### Problem statement
Reply with only the number of lines that contain the string "JSON".

### Data records
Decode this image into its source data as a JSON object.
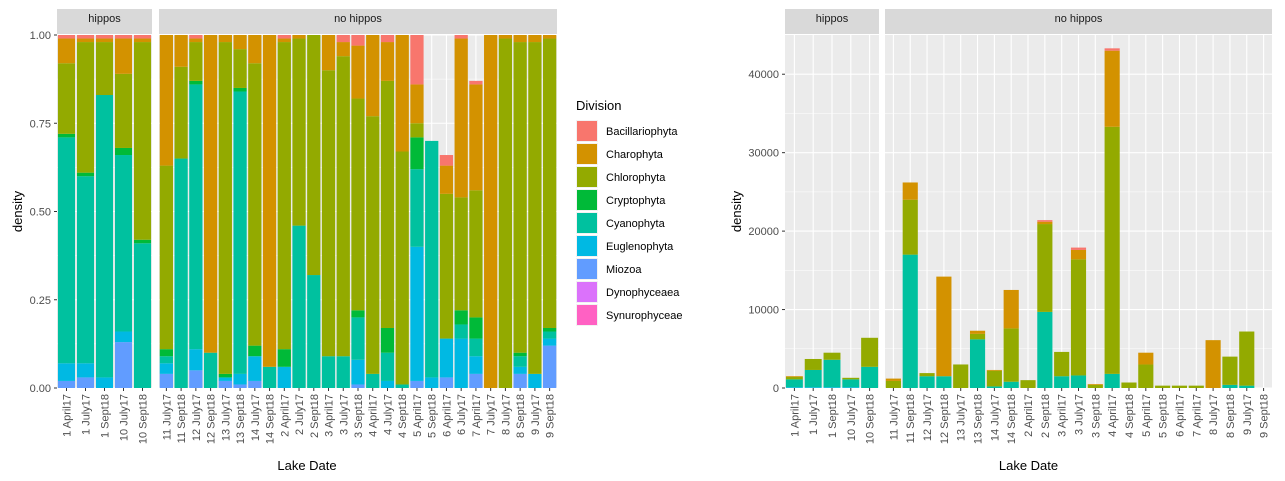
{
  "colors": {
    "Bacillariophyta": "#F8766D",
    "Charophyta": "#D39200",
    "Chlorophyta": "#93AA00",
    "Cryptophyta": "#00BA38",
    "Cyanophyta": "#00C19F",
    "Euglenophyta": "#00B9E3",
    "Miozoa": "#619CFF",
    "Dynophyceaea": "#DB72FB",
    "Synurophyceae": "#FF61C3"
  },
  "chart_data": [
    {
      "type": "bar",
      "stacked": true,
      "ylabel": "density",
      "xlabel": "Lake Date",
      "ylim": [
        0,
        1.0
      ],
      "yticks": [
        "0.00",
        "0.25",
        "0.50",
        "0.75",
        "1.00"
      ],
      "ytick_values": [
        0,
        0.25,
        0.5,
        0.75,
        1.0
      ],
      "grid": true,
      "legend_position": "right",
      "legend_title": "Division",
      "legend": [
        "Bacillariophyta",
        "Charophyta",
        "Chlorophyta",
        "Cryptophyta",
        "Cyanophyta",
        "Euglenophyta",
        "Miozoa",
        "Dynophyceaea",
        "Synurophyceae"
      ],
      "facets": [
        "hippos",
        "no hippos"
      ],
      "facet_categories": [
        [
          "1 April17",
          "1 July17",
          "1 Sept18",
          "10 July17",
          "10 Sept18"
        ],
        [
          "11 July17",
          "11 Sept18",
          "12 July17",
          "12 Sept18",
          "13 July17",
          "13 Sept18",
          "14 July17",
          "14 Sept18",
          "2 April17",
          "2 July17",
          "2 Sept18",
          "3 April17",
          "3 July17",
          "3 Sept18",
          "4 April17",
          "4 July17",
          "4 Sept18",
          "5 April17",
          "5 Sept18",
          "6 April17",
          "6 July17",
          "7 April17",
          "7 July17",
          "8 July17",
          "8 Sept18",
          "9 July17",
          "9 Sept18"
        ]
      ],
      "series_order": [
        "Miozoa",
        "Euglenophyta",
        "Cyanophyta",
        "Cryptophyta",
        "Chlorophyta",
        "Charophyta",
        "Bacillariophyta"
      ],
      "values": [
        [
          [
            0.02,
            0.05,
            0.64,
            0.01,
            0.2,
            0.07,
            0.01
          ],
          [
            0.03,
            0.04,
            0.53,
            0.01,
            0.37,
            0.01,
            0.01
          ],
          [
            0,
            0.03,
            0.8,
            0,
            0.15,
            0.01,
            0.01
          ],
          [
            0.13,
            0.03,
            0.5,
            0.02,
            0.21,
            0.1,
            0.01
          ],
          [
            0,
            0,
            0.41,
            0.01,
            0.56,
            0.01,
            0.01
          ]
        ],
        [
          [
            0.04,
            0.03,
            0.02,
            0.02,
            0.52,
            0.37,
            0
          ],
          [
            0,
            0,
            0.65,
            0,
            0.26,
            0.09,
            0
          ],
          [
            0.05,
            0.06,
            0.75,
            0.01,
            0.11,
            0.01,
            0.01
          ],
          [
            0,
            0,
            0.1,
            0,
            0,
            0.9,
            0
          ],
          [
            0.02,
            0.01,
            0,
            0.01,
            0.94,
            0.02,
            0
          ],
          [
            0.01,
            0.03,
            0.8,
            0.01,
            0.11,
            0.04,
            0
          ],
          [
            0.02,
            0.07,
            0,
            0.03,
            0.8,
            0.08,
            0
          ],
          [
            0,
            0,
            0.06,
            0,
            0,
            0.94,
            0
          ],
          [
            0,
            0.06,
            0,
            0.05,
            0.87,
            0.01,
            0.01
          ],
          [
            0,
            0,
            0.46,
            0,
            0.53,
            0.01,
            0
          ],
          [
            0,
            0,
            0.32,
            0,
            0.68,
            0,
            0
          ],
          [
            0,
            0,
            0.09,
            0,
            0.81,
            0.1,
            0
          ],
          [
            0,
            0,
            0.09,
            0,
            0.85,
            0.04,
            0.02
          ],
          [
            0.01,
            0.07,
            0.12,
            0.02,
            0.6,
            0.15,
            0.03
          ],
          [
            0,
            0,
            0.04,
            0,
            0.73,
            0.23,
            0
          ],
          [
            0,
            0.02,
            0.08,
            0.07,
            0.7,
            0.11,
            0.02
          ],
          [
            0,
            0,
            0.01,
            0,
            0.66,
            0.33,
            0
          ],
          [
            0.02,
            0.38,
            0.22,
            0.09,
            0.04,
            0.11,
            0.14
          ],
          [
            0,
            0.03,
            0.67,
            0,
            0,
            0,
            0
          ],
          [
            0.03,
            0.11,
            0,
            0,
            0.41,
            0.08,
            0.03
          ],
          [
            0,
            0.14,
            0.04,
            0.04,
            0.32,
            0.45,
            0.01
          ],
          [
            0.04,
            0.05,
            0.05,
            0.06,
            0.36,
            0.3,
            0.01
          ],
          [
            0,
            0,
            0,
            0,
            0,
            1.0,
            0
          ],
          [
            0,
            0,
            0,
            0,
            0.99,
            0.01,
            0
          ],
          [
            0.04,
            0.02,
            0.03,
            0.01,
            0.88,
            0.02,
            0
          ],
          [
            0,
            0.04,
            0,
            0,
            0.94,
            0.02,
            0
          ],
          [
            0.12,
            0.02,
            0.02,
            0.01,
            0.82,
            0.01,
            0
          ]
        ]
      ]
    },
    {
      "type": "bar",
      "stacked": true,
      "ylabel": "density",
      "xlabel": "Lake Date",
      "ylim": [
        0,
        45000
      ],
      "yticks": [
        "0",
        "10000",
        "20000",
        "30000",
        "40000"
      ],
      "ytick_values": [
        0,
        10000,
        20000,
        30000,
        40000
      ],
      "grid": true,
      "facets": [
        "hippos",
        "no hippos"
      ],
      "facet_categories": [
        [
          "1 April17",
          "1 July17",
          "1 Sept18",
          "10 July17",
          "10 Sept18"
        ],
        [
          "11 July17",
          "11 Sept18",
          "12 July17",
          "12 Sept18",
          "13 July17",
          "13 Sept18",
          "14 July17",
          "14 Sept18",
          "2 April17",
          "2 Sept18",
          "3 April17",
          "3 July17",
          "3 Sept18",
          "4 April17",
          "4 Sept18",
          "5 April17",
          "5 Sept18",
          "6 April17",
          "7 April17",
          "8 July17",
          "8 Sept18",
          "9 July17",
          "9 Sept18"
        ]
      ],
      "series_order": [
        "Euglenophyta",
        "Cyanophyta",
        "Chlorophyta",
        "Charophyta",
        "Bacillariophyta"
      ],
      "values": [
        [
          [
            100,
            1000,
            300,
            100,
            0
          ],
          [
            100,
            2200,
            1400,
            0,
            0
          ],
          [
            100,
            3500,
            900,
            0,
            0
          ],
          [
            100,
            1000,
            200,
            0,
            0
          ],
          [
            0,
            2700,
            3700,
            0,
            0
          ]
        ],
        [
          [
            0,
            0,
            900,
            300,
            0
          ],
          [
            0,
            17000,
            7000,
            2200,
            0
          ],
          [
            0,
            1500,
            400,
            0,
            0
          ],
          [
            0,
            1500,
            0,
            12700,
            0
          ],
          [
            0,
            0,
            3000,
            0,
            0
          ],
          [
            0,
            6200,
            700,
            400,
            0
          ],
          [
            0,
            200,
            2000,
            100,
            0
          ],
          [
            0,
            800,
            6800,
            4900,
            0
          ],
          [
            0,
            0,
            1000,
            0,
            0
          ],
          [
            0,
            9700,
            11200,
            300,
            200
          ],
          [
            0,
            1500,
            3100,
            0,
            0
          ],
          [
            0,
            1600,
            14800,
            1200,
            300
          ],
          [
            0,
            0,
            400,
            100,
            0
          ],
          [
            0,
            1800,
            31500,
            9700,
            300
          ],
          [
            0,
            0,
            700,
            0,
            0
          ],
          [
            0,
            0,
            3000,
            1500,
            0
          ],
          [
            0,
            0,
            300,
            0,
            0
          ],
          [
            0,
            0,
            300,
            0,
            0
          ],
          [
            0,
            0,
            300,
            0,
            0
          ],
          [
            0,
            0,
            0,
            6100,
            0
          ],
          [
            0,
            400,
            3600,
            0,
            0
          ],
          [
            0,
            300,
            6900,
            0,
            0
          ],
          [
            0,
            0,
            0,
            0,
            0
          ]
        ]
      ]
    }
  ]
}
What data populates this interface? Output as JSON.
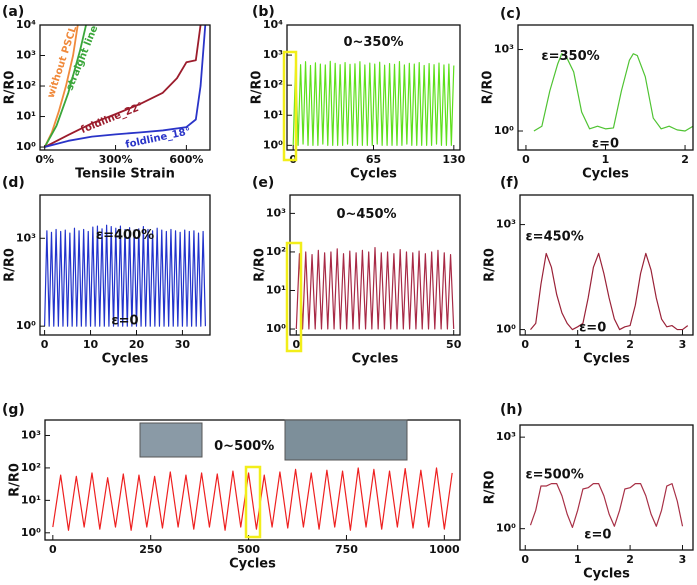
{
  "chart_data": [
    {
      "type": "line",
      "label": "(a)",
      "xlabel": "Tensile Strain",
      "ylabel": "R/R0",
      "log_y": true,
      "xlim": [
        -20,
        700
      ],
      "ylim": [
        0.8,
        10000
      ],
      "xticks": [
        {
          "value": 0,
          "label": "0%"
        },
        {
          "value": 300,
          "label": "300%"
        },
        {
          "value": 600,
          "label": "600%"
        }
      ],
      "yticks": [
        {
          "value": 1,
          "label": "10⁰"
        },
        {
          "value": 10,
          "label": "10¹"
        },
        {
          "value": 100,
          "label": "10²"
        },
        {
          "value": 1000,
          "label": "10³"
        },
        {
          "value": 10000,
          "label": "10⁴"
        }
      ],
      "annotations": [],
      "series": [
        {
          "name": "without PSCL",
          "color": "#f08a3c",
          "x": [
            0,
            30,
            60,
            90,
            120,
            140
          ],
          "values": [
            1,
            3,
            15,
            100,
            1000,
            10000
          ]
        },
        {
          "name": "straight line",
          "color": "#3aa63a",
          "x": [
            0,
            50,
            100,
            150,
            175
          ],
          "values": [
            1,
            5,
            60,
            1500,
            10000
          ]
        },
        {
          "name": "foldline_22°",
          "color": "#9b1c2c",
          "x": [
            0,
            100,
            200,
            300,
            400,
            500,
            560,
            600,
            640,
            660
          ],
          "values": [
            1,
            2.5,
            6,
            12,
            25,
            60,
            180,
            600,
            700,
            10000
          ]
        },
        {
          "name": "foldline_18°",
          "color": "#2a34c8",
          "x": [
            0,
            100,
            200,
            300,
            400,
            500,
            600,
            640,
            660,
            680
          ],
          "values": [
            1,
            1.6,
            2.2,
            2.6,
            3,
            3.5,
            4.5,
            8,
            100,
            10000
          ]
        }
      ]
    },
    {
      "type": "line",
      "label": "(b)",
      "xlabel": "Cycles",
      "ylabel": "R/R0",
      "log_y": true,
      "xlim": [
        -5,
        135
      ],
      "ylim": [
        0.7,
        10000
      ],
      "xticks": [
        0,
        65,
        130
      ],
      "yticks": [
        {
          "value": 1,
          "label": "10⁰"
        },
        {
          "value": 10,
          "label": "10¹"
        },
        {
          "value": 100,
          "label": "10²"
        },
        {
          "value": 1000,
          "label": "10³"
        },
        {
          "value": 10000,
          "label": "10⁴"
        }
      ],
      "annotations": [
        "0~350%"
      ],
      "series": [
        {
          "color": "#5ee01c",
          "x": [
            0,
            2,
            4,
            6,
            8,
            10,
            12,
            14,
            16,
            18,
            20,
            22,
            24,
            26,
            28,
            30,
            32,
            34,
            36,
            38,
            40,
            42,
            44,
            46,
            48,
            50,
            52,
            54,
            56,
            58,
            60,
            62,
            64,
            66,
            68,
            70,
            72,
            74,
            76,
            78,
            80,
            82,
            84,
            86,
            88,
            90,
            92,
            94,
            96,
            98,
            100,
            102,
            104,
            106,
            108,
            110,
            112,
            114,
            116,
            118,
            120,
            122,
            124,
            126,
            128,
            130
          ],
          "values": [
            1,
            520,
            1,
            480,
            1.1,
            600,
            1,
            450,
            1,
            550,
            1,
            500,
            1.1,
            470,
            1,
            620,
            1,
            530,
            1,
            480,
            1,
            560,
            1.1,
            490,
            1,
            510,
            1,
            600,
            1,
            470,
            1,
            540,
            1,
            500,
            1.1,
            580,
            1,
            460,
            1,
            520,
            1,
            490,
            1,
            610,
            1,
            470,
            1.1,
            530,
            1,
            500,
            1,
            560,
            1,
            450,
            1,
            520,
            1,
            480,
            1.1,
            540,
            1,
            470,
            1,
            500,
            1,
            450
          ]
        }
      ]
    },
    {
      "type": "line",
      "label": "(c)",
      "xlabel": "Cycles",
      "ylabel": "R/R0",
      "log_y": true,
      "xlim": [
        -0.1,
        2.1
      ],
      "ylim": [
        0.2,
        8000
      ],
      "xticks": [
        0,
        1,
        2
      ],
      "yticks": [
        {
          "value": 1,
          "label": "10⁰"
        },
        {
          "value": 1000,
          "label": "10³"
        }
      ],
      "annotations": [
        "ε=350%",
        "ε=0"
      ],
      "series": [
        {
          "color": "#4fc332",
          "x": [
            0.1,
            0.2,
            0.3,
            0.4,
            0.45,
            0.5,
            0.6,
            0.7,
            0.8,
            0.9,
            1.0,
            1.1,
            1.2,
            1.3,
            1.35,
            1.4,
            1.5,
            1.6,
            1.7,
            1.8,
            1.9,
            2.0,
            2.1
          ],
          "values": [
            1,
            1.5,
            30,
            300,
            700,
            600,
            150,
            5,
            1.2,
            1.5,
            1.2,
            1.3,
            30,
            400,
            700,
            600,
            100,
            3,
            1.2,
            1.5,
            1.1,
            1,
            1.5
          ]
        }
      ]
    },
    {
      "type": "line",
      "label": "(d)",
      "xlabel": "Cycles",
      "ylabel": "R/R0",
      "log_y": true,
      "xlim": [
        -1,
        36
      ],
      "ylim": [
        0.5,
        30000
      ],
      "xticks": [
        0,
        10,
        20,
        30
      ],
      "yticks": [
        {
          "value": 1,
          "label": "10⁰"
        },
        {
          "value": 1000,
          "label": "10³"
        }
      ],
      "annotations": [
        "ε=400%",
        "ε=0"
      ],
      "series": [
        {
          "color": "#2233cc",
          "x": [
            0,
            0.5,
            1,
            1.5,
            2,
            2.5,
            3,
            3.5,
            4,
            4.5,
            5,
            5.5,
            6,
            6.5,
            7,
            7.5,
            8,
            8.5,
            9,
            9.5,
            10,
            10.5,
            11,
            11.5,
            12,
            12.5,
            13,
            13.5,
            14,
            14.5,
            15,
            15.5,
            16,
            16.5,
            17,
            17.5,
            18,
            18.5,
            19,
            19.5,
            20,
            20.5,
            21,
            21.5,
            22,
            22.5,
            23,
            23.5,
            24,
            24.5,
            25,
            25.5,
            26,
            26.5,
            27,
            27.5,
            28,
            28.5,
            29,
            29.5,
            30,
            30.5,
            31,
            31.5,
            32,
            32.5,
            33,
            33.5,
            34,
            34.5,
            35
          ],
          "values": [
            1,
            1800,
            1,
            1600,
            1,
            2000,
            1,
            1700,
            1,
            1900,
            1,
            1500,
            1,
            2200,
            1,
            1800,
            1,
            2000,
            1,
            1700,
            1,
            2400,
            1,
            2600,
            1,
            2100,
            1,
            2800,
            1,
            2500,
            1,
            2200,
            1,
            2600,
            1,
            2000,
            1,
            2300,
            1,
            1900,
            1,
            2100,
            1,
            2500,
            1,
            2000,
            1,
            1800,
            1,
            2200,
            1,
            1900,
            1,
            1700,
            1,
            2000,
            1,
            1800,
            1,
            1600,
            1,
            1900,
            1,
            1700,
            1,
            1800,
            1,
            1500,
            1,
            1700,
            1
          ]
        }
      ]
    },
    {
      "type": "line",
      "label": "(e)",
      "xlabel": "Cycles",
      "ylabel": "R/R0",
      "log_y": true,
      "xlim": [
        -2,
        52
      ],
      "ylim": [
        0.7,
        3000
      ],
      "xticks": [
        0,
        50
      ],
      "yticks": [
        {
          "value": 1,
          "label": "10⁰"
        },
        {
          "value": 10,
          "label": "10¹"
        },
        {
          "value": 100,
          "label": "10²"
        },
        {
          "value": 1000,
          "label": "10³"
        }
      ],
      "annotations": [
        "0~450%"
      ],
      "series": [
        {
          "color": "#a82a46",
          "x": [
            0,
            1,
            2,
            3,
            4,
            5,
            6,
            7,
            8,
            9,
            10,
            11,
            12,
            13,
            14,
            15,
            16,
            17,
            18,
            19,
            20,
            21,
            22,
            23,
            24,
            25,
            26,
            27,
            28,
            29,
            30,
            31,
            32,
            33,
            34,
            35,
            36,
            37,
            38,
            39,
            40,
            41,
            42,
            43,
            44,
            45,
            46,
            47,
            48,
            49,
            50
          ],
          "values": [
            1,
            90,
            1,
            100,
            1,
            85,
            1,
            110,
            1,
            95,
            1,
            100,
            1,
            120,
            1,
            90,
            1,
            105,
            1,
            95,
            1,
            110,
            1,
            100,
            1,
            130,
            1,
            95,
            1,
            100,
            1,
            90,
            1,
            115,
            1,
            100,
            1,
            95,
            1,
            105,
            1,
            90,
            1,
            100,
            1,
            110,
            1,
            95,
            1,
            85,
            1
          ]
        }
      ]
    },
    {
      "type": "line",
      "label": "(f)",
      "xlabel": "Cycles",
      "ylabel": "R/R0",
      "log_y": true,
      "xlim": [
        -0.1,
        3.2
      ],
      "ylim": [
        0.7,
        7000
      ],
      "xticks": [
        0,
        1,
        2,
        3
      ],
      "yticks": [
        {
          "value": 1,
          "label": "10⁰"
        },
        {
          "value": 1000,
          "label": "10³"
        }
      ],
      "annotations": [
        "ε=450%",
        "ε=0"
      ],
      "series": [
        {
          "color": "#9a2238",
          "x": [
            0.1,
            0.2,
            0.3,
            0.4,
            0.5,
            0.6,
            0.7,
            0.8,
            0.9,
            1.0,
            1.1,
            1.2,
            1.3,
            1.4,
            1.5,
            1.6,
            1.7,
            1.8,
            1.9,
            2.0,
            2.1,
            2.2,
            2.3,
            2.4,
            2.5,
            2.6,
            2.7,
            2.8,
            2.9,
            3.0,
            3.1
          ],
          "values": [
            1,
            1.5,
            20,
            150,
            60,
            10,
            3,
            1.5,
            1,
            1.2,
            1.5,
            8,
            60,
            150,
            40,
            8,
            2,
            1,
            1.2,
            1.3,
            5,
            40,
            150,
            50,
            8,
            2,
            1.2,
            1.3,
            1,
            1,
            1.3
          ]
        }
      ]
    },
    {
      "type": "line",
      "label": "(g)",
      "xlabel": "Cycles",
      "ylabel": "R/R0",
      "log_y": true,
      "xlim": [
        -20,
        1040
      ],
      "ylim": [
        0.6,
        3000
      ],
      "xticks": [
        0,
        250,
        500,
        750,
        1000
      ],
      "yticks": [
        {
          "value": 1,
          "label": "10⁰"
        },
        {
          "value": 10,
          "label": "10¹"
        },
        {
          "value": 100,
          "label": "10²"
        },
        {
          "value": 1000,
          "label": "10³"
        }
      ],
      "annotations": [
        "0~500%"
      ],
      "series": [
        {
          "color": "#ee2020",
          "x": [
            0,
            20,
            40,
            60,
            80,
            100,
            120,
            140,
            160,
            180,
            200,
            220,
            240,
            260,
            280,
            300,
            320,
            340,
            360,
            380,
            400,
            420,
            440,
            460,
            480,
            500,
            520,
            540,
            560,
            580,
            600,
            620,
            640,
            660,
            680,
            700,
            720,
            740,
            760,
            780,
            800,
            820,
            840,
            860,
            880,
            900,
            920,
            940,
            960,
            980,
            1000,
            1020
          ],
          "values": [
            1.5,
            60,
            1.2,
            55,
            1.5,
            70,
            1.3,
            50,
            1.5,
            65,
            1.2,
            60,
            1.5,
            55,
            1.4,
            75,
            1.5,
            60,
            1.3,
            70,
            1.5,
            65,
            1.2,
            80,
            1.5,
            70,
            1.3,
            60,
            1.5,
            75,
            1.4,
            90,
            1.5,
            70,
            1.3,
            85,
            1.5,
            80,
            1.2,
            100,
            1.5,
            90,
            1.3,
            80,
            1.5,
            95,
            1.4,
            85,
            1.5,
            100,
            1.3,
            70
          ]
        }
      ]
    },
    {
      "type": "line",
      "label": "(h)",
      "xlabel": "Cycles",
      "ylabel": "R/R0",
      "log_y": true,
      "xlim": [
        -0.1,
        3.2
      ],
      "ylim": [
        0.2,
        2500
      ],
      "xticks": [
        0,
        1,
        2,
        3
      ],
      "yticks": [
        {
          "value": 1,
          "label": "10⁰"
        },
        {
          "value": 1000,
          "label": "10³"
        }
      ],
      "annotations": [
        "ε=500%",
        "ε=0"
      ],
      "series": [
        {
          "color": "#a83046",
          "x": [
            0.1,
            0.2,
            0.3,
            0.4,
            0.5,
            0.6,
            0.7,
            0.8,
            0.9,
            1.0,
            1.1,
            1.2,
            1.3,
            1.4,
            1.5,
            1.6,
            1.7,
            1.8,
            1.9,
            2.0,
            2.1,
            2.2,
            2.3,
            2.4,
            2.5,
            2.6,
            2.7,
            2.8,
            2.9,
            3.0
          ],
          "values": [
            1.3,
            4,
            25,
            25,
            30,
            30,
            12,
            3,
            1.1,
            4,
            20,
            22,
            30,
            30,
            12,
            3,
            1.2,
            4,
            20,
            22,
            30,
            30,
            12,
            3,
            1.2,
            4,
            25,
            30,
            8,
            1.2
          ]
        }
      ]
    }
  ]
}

### Solution for this problem
2